Provided entries:
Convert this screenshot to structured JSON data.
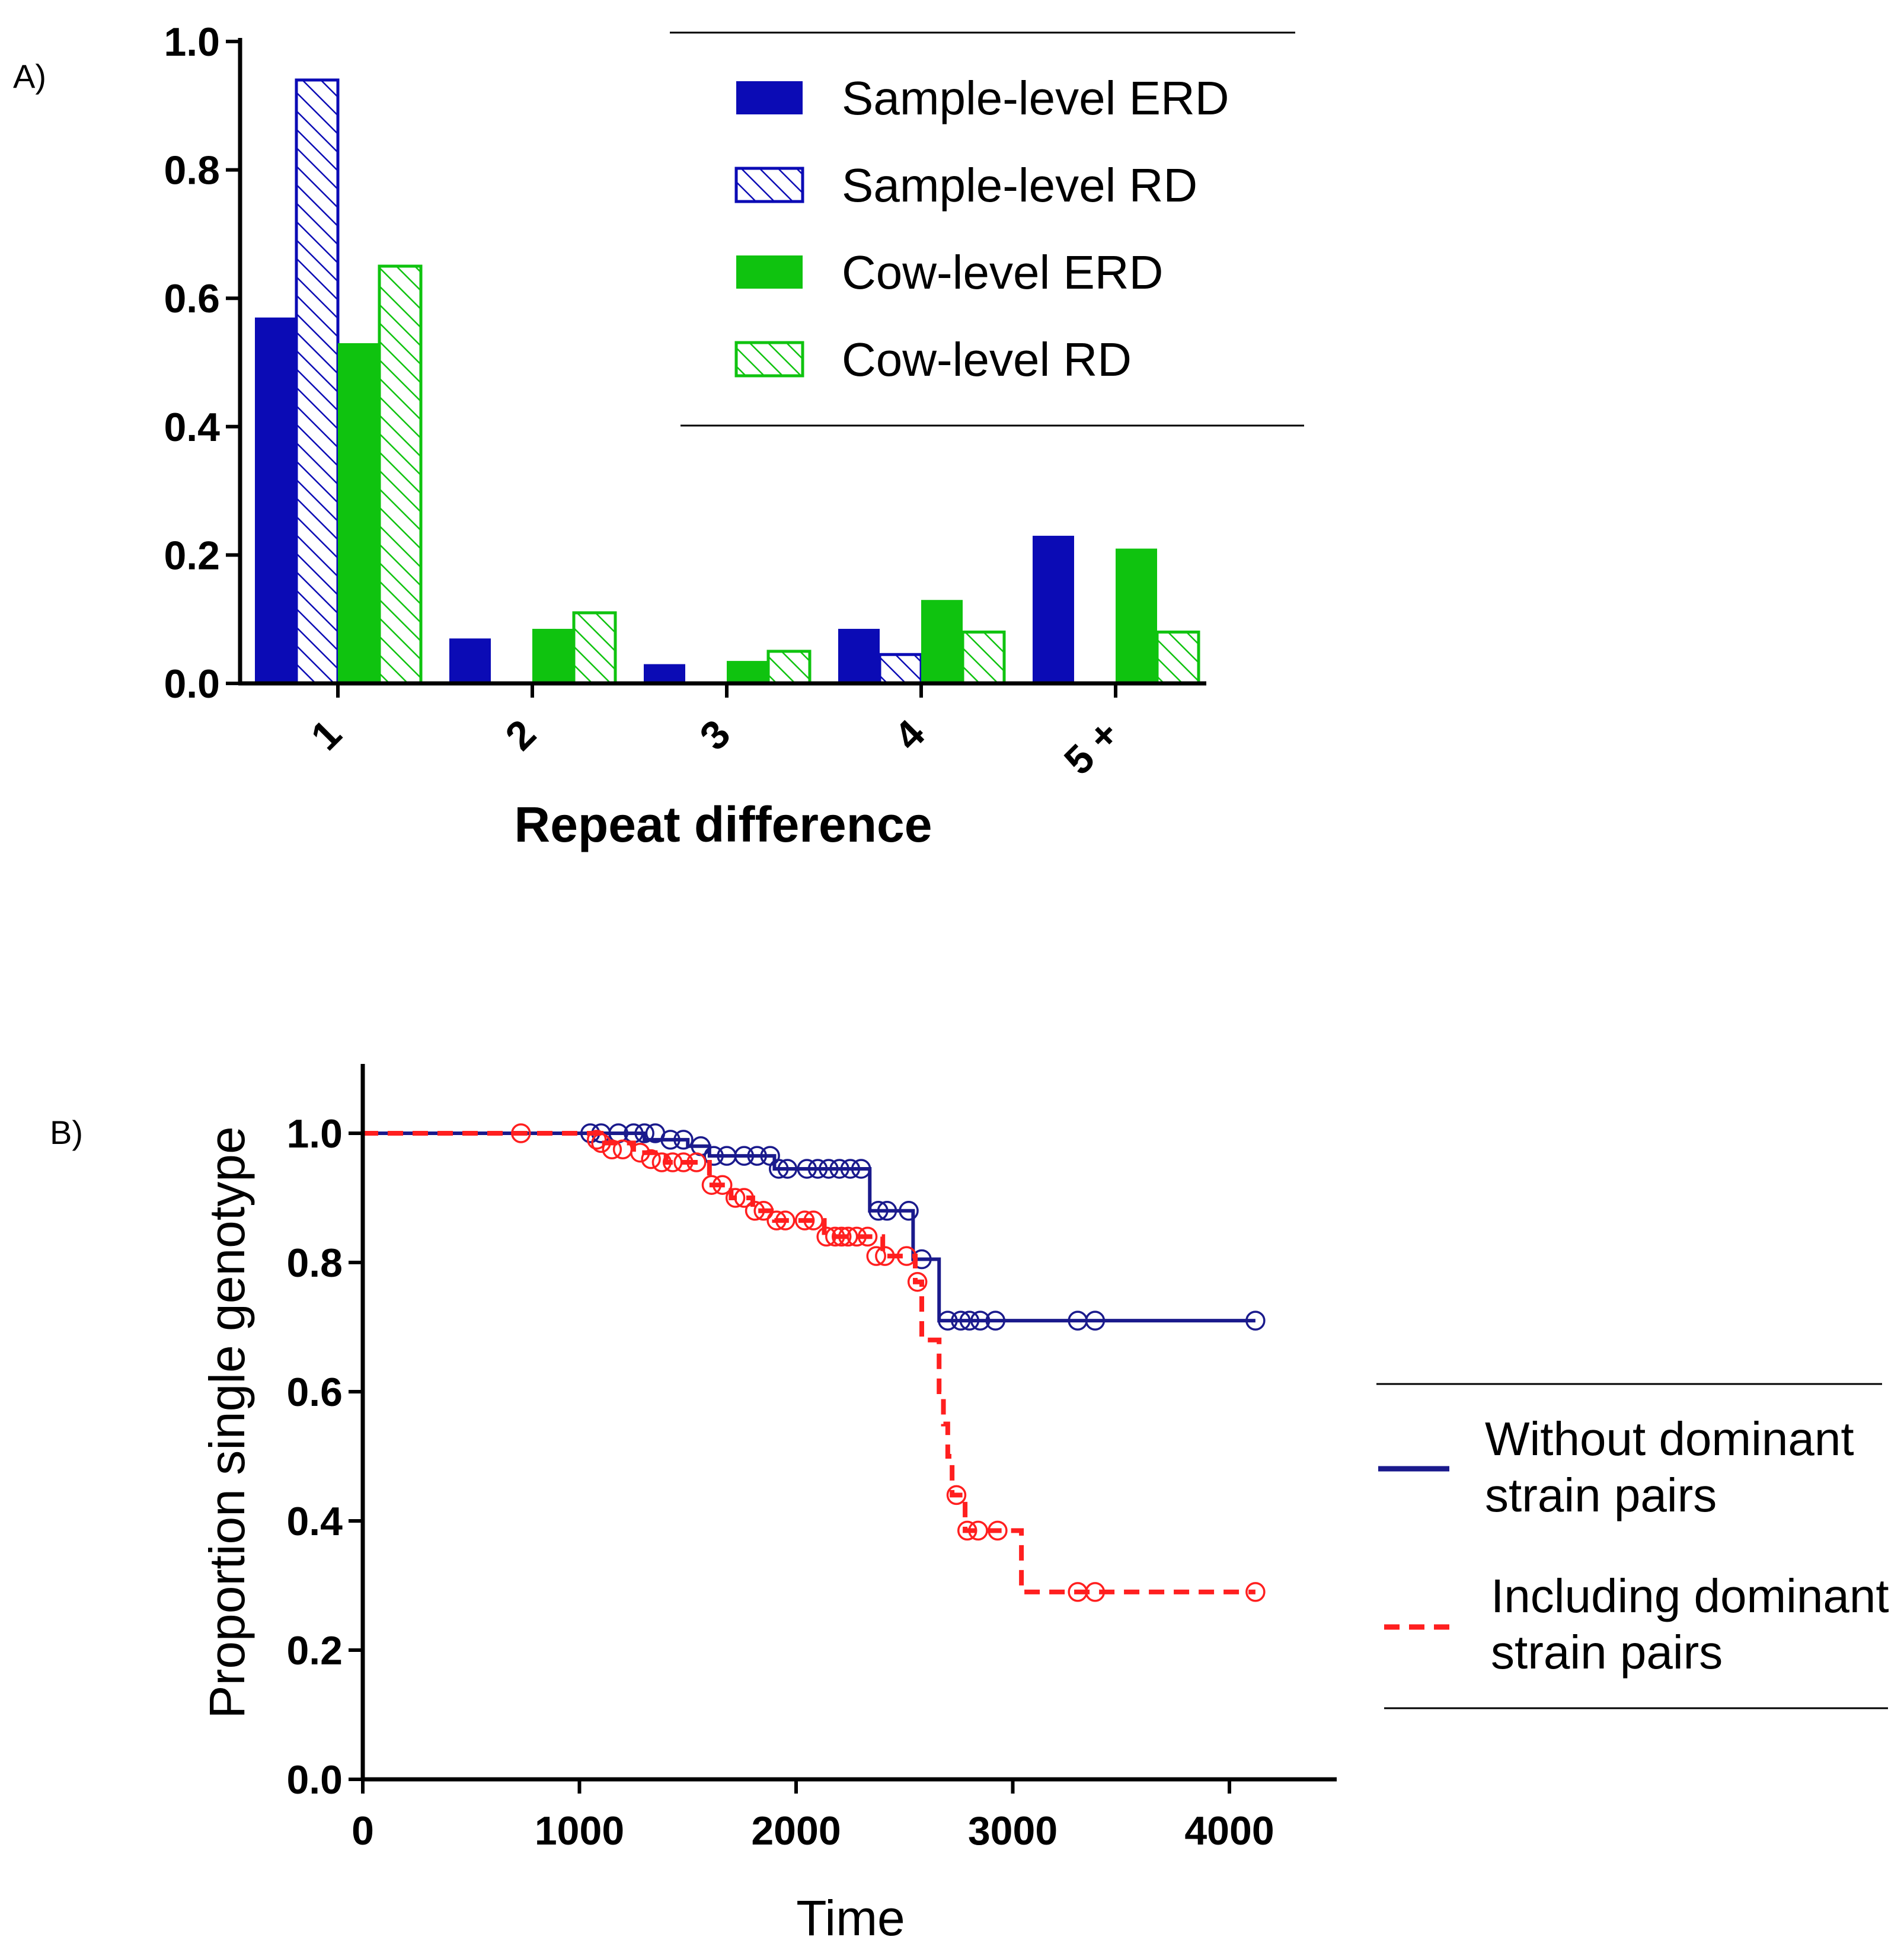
{
  "panel_a_label": "A)",
  "panel_b_label": "B)",
  "colors": {
    "sample_blue": "#0b0bb5",
    "cow_green": "#0fc30f",
    "km_blue": "#1a1a8c",
    "km_red": "#ff1f1f"
  },
  "chart_data": [
    {
      "type": "bar",
      "panel": "A)",
      "xlabel": "Repeat difference",
      "ylabel": "",
      "categories": [
        "1",
        "2",
        "3",
        "4",
        "5 +"
      ],
      "ylim": [
        0,
        1.0
      ],
      "yticks": [
        "0.0",
        "0.2",
        "0.4",
        "0.6",
        "0.8",
        "1.0"
      ],
      "legend_placement": "top-right",
      "series": [
        {
          "name": "Sample-level ERD",
          "style": "solid",
          "color": "#0b0bb5",
          "values": [
            0.57,
            0.07,
            0.03,
            0.085,
            0.23
          ]
        },
        {
          "name": "Sample-level RD",
          "style": "hatched",
          "color": "#0b0bb5",
          "values": [
            0.94,
            0,
            0,
            0.045,
            0
          ]
        },
        {
          "name": "Cow-level ERD",
          "style": "solid",
          "color": "#0fc30f",
          "values": [
            0.53,
            0.085,
            0.035,
            0.13,
            0.21
          ]
        },
        {
          "name": "Cow-level RD",
          "style": "hatched",
          "color": "#0fc30f",
          "values": [
            0.65,
            0.11,
            0.05,
            0.08,
            0.08
          ]
        }
      ]
    },
    {
      "type": "line",
      "panel": "B)",
      "xlabel": "Time",
      "ylabel": "Proportion single genotype",
      "xlim": [
        0,
        4500
      ],
      "ylim": [
        0,
        1.1
      ],
      "xticks": [
        "0",
        "1000",
        "2000",
        "3000",
        "4000"
      ],
      "yticks": [
        "0.0",
        "0.2",
        "0.4",
        "0.6",
        "0.8",
        "1.0"
      ],
      "legend_placement": "right",
      "series": [
        {
          "name": "Without dominant strain pairs",
          "style": "solid",
          "color": "#1a1a8c",
          "steps": [
            [
              0,
              1.0
            ],
            [
              1300,
              0.99
            ],
            [
              1500,
              0.98
            ],
            [
              1600,
              0.965
            ],
            [
              1900,
              0.945
            ],
            [
              2340,
              0.88
            ],
            [
              2540,
              0.805
            ],
            [
              2660,
              0.71
            ],
            [
              4120,
              0.71
            ]
          ],
          "censor": [
            [
              1050,
              1.0
            ],
            [
              1100,
              1.0
            ],
            [
              1180,
              1.0
            ],
            [
              1250,
              1.0
            ],
            [
              1300,
              1.0
            ],
            [
              1350,
              1.0
            ],
            [
              1420,
              0.99
            ],
            [
              1480,
              0.99
            ],
            [
              1560,
              0.98
            ],
            [
              1620,
              0.965
            ],
            [
              1680,
              0.965
            ],
            [
              1760,
              0.965
            ],
            [
              1820,
              0.965
            ],
            [
              1880,
              0.965
            ],
            [
              1920,
              0.945
            ],
            [
              1960,
              0.945
            ],
            [
              2050,
              0.945
            ],
            [
              2100,
              0.945
            ],
            [
              2150,
              0.945
            ],
            [
              2200,
              0.945
            ],
            [
              2250,
              0.945
            ],
            [
              2300,
              0.945
            ],
            [
              2380,
              0.88
            ],
            [
              2420,
              0.88
            ],
            [
              2520,
              0.88
            ],
            [
              2580,
              0.805
            ],
            [
              2700,
              0.71
            ],
            [
              2760,
              0.71
            ],
            [
              2800,
              0.71
            ],
            [
              2850,
              0.71
            ],
            [
              2920,
              0.71
            ],
            [
              3300,
              0.71
            ],
            [
              3380,
              0.71
            ],
            [
              4120,
              0.71
            ]
          ]
        },
        {
          "name": "Including dominant strain pairs",
          "style": "dashed",
          "color": "#ff1f1f",
          "steps": [
            [
              0,
              1.0
            ],
            [
              1100,
              0.985
            ],
            [
              1250,
              0.97
            ],
            [
              1400,
              0.955
            ],
            [
              1600,
              0.92
            ],
            [
              1700,
              0.9
            ],
            [
              1800,
              0.88
            ],
            [
              1900,
              0.865
            ],
            [
              2130,
              0.84
            ],
            [
              2400,
              0.81
            ],
            [
              2550,
              0.77
            ],
            [
              2580,
              0.68
            ],
            [
              2660,
              0.6
            ],
            [
              2680,
              0.55
            ],
            [
              2700,
              0.5
            ],
            [
              2720,
              0.44
            ],
            [
              2780,
              0.385
            ],
            [
              3040,
              0.29
            ],
            [
              4120,
              0.29
            ]
          ],
          "censor": [
            [
              730,
              1.0
            ],
            [
              1080,
              0.99
            ],
            [
              1100,
              0.985
            ],
            [
              1150,
              0.975
            ],
            [
              1200,
              0.975
            ],
            [
              1280,
              0.97
            ],
            [
              1330,
              0.96
            ],
            [
              1380,
              0.955
            ],
            [
              1430,
              0.955
            ],
            [
              1480,
              0.955
            ],
            [
              1540,
              0.955
            ],
            [
              1610,
              0.92
            ],
            [
              1660,
              0.92
            ],
            [
              1720,
              0.9
            ],
            [
              1760,
              0.9
            ],
            [
              1810,
              0.88
            ],
            [
              1850,
              0.88
            ],
            [
              1910,
              0.865
            ],
            [
              1950,
              0.865
            ],
            [
              2040,
              0.865
            ],
            [
              2080,
              0.865
            ],
            [
              2140,
              0.84
            ],
            [
              2180,
              0.84
            ],
            [
              2210,
              0.84
            ],
            [
              2240,
              0.84
            ],
            [
              2280,
              0.84
            ],
            [
              2330,
              0.84
            ],
            [
              2370,
              0.81
            ],
            [
              2410,
              0.81
            ],
            [
              2510,
              0.81
            ],
            [
              2560,
              0.77
            ],
            [
              2740,
              0.44
            ],
            [
              2790,
              0.385
            ],
            [
              2840,
              0.385
            ],
            [
              2930,
              0.385
            ],
            [
              3300,
              0.29
            ],
            [
              3380,
              0.29
            ],
            [
              4120,
              0.29
            ]
          ]
        }
      ],
      "legend_lines": [
        [
          "Without dominant",
          "strain pairs"
        ],
        [
          "Including dominant",
          "strain pairs"
        ]
      ]
    }
  ]
}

Set problem: Of the lines in the entries, how many include the word "right"? State only the number.

Written solution: 2